### Extrait cité
——
Bien qu’il n’existe pas de définition unique de l’IA, celle-ci peut d’une façon simple se définir comme un ensemble de techniques et d’algorithmes permettant à une machine de résoudre des problèmes logiques ou de réaliser des tâches en simulant une intelligence humaine.

Si l’IA promet des perspectives intéressantes depuis quelques années dans le processus de recrutement, des questions se posent avec récurrence: L’IA est-elle adaptée à toute catégorie d’entreprise? Quels sont les outils utilisés et leurs impacts sur le processus? L’IA prend-elle de plus en plus le pas sur l’humain en matière de recrutement?

L’absence d’utilisation des chatbots et des robots humanoïdes en Suisse
s’explique par le fait que l’IA dite forte n’est pas encore maîtrisée.
IA et recrutement: une question de taille!

L’IA n’est pas destinée à toutes les entreprises. Il ressort d’une enquête menée dans le cadre du travail de Bachelor HEG de la signataire de l’article, que le recours à l’IA dans la gestion du recrutement est principalement fonction de la taille de l’entreprise, du nombre annuel de recrutements et du secteur d’activité. En effet, tous les grands groupes, les multinationales de grande taille et les agences de placement qui gèrent 300 recrutements ou plus par année, utilisent des logiciels d’IA. Les PME quant à elles se limitent aux outils bureautiques, aux progiciels classiques et aux plateformes digitales de recrutement.
——
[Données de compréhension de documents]
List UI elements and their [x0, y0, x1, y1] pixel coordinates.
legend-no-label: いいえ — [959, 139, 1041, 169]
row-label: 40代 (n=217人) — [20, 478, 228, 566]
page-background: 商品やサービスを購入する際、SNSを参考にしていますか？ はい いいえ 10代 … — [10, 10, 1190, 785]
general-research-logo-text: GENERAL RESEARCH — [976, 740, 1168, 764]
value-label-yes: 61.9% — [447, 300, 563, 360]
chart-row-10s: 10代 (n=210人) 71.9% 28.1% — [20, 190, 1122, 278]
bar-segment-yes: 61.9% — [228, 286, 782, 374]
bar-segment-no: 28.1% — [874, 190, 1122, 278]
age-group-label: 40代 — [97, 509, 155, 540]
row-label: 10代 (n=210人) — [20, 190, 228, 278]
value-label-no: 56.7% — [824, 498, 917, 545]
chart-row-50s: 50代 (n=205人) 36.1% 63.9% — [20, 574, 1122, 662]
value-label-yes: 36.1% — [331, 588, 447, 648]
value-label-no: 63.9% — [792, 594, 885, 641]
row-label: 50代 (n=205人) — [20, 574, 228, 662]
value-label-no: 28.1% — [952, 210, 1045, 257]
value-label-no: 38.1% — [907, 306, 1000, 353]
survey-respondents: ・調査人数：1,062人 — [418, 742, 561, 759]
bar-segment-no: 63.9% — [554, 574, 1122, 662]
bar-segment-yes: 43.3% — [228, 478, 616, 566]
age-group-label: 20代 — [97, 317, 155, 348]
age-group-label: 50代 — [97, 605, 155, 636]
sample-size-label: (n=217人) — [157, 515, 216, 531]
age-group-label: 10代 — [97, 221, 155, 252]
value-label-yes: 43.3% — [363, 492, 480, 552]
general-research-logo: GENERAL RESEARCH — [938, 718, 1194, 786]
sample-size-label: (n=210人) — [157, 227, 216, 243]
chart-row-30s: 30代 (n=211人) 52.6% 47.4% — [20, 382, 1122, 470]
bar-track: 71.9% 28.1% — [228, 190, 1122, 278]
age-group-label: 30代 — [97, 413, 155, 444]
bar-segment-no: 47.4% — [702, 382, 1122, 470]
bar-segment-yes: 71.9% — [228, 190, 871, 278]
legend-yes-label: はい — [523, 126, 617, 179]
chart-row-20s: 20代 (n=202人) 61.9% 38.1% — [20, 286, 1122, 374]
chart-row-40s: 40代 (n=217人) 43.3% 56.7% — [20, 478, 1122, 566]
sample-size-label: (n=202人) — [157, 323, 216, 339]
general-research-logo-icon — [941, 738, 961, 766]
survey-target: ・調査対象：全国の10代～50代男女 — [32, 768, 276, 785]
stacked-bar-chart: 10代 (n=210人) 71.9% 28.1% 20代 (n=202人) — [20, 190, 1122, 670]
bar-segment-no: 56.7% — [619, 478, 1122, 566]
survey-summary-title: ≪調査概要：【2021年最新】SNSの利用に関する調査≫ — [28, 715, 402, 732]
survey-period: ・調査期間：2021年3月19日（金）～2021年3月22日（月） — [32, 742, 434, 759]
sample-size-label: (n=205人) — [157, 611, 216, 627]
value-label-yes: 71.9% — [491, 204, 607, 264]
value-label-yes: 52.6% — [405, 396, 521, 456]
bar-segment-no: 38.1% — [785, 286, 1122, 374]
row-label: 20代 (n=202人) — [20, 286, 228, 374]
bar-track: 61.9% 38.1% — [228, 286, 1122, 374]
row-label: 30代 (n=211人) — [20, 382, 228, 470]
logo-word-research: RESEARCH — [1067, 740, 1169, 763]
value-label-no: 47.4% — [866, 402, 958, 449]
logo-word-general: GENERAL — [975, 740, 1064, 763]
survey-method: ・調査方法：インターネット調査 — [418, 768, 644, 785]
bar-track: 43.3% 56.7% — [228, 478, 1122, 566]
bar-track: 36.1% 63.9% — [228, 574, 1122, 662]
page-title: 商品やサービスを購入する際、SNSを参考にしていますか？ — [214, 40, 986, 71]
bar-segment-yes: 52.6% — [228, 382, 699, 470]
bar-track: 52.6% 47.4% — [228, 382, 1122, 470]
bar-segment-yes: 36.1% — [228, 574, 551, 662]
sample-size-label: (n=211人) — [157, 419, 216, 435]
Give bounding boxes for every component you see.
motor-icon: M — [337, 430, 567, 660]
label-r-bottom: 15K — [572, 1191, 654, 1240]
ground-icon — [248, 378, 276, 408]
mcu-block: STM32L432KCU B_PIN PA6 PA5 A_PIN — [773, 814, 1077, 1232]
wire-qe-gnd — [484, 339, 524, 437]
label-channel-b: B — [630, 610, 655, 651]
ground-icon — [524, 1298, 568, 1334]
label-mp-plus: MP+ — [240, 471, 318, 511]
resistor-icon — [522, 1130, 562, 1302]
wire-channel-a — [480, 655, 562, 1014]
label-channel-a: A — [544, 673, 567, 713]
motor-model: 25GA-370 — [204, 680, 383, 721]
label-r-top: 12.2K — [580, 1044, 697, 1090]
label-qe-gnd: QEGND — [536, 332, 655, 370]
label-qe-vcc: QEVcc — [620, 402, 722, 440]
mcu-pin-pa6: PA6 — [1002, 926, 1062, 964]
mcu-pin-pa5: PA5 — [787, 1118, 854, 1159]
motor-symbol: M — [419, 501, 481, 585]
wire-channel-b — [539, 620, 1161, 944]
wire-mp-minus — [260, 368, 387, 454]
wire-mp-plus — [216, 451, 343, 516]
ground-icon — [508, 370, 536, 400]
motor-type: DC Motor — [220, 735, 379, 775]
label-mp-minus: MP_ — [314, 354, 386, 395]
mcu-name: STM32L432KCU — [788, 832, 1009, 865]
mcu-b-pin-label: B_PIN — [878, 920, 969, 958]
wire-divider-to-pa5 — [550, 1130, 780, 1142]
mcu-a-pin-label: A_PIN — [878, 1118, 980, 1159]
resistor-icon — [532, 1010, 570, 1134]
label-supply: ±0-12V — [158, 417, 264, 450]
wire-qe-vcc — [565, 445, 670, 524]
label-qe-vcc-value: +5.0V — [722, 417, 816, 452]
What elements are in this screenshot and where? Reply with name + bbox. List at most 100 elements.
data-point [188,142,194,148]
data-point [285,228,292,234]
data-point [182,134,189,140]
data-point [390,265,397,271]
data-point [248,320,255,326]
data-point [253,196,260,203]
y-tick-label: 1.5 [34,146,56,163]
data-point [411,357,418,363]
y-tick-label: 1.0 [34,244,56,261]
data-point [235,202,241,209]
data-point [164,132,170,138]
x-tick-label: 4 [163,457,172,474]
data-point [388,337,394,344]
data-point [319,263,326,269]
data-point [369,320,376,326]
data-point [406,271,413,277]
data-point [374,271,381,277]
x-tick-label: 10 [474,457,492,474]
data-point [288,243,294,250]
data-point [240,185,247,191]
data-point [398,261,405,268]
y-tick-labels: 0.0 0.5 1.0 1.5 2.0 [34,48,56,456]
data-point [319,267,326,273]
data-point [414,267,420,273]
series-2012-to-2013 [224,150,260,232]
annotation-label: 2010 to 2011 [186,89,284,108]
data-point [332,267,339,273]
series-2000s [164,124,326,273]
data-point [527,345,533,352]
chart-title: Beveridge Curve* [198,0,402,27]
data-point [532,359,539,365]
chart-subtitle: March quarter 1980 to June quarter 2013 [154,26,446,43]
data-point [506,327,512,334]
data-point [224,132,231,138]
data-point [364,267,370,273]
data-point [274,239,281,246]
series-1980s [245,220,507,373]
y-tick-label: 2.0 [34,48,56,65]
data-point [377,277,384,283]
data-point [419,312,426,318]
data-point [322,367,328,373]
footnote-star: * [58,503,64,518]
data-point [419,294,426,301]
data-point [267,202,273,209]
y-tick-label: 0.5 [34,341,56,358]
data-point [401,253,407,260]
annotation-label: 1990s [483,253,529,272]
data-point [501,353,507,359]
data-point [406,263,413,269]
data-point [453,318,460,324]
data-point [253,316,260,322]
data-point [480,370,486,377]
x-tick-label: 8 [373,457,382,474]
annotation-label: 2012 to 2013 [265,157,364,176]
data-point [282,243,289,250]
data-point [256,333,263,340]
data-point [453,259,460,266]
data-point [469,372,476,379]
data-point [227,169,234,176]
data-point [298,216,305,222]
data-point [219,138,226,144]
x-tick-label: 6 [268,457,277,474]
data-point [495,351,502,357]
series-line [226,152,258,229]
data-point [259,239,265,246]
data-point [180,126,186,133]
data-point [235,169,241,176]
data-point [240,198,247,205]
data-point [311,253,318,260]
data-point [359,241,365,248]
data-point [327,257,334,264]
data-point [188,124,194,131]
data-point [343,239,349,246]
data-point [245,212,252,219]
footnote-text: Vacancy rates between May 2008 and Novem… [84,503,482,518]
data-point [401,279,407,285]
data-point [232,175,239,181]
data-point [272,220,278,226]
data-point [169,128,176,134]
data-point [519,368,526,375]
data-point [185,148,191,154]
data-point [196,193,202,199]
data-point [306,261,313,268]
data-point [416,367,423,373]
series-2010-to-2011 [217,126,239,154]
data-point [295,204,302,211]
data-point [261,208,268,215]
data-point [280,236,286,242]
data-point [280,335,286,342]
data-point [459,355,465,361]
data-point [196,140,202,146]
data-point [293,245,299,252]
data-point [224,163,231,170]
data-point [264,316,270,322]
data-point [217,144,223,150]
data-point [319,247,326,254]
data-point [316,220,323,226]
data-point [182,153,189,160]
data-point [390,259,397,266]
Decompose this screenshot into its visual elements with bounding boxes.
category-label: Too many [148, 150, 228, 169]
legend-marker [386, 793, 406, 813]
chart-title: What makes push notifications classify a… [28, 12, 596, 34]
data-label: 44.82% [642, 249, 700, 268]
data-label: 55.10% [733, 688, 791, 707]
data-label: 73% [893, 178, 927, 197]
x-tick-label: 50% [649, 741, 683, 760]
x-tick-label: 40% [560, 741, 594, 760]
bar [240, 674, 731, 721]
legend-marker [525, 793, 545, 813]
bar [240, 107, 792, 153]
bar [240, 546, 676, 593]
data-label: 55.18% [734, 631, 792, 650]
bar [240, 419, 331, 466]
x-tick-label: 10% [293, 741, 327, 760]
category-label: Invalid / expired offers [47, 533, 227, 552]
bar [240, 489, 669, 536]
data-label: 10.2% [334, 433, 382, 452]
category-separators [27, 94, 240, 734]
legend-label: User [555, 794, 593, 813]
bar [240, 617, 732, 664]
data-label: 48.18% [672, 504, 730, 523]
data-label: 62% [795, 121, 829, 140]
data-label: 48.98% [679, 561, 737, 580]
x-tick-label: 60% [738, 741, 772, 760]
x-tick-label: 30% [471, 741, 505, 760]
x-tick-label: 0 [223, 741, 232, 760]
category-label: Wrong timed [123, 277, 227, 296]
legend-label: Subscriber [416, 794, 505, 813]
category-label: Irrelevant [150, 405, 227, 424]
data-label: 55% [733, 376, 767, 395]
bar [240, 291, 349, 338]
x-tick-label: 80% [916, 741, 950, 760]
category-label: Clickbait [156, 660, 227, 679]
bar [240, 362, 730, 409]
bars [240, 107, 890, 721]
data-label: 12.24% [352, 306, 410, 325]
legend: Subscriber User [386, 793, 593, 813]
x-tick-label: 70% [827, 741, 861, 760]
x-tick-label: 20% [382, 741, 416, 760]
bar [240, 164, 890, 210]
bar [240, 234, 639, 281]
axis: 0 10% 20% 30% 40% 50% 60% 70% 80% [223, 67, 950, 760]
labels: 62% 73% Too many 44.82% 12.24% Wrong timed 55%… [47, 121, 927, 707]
——
### Activité 1
Selon l'extrait sur l'IA et le recrutement, pourquoi l'IA n'est-elle pas destinée à toutes les entreprises ? Répondez en une à trois phrases.
### Activité 2
Rédigez la suite de l'extrait sur l'IA et le recrutement, en reprenant après sa dernière phrase.
Ces entrées proviennent d'une autre source.

### Zone de réponse 1
Une enquête menée dans le cadre d'un travail de Bachelor HEG montre que le recours à l'IA dans le recrutement dépend surtout de la taille de l'entreprise, du nombre annuel de recrutements et du secteur d'activité. Tous les grands groupes, les multinationales de grande taille et les agences de placement qui gèrent 300 recrutements ou plus par an utilisent des logiciels d'IA. Les PME se limitent aux outils bureautiques, aux progiciels classiques et aux plateformes digitales de recrutement.

### Zone de réponse 2
Outils et impact de l’IA en matière de recrutement

Sur le plan international, l’IA se déploie au travers de logiciels de gestion de candidature ATS (Applicant Tracking System), de logiciels d’entretiens automatisés, de chatbots et de robot humanoïde. En Suisse, l'enquête montre que l’usage de l’IA se limite aux ATS et aux vidéos d’entretiens automatisés dotés d’un logiciel RPA (Robotic Process Automation). En effet, deux-tiers des agences de placement et 100% des grands groupes et multinationales utilisent un ATS tel que Taleo, Avature, Eolia, AssessFirt. Les grandes sociétés utilisent également des logiciels de vidéo d’entretien automatisé telles que HireVue, et VidAssess. Considéré comme l’outil d’IA le plus avancé en Suisse dans le domaine du recrutement, cette technologie intègre plusieurs types d’algorithmes intelligents tels que l’analyse sémantique, le traitement du langage et le décryptage des mimiques du visage. L’absence d’utilisation des chatbots et des robots humanoïdes en Suisse s’explique par le fait que l’IA dite forte (IA qui est censée raisonner et interagir avec son environnement) n’est pas encore maîtrisée.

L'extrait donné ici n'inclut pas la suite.